[Figure data in JSON]
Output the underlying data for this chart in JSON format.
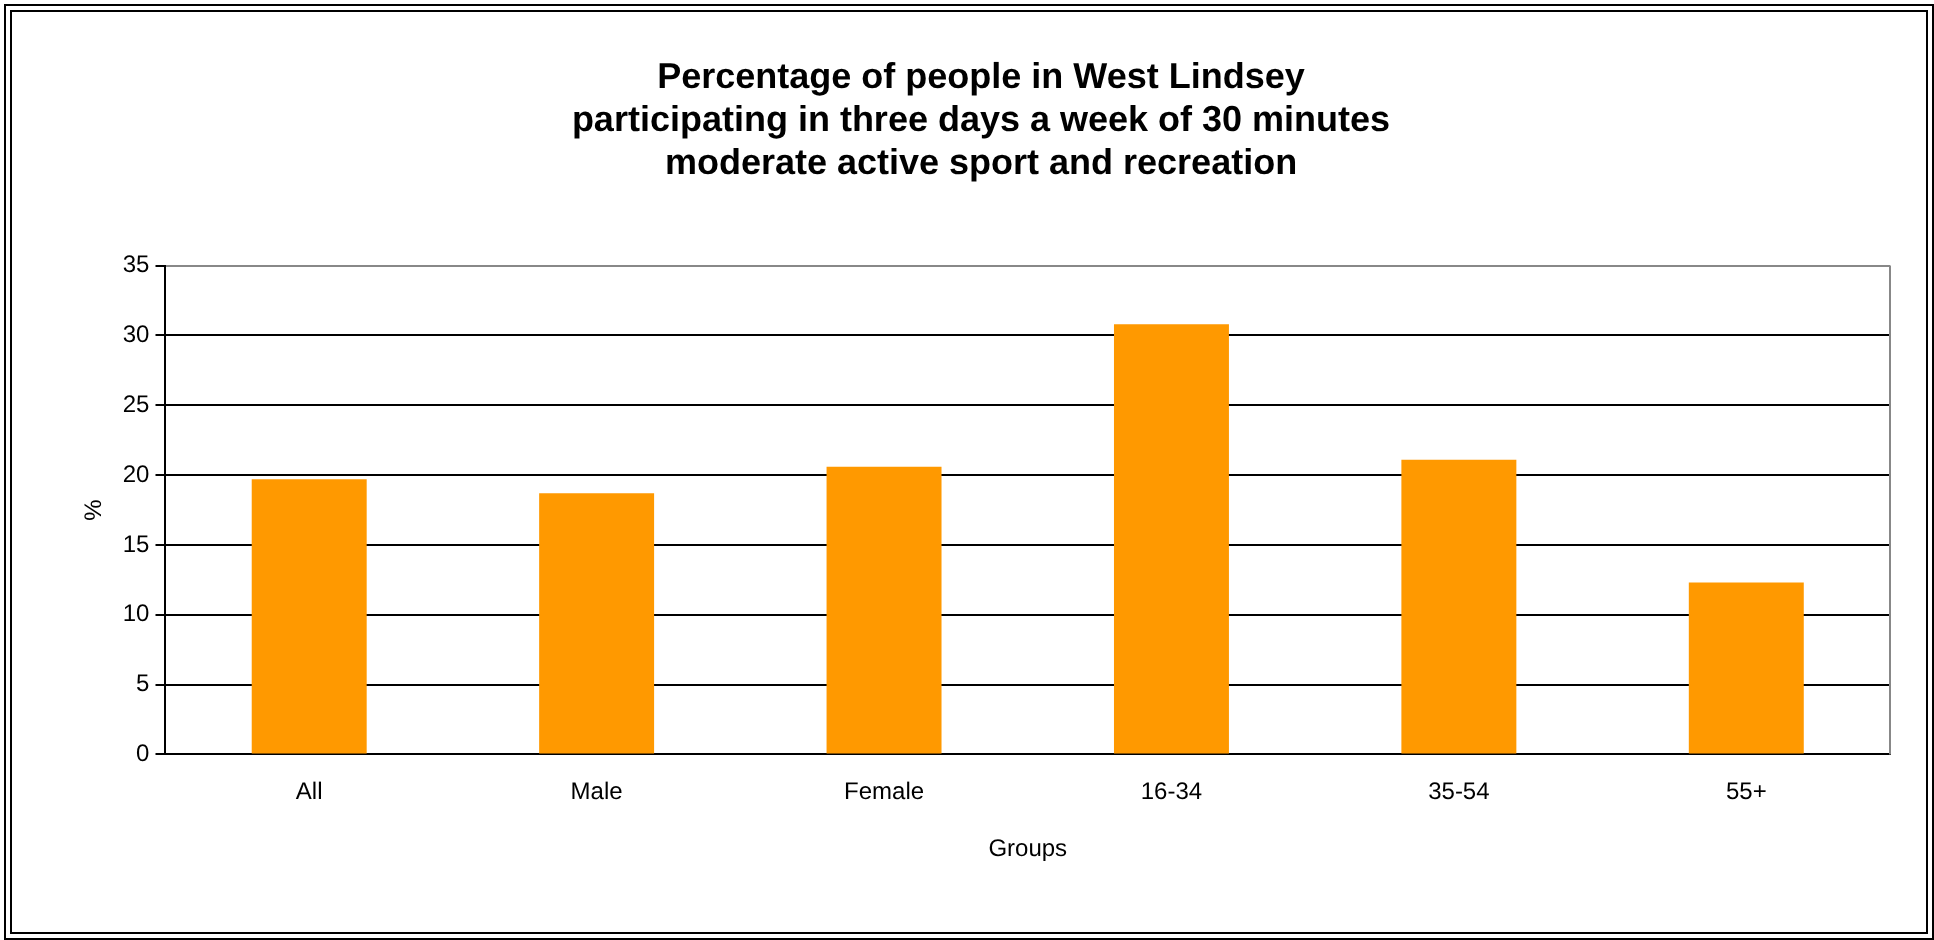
{
  "chart_data": {
    "type": "bar",
    "title": [
      "Percentage of people in West Lindsey",
      "participating in three days a week of 30 minutes",
      "moderate active sport and recreation"
    ],
    "categories": [
      "All",
      "Male",
      "Female",
      "16-34",
      "35-54",
      "55+"
    ],
    "values": [
      19.7,
      18.7,
      20.6,
      30.8,
      21.1,
      12.3
    ],
    "color": "#ff9900",
    "ylim": [
      0,
      35
    ],
    "yticks": [
      0,
      5,
      10,
      15,
      20,
      25,
      30,
      35
    ],
    "ylabel": "%",
    "xlabel": "Groups",
    "grid": "y",
    "legend": false
  }
}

| Aim of the exercise |
Set down the lines of the records above exactly, apart from the pictures.

| Exercise response |
Output the underlying data for this chart in JSON format.
{
  "chart_data": {
    "type": "bar",
    "title": [
      "Percentage of people in West Lindsey",
      "participating in three days a week of 30 minutes",
      "moderate active sport and recreation"
    ],
    "categories": [
      "All",
      "Male",
      "Female",
      "16-34",
      "35-54",
      "55+"
    ],
    "values": [
      19.7,
      18.7,
      20.6,
      30.8,
      21.1,
      12.3
    ],
    "color": "#ff9900",
    "ylim": [
      0,
      35
    ],
    "yticks": [
      0,
      5,
      10,
      15,
      20,
      25,
      30,
      35
    ],
    "ylabel": "%",
    "xlabel": "Groups",
    "grid": "y",
    "legend": false
  }
}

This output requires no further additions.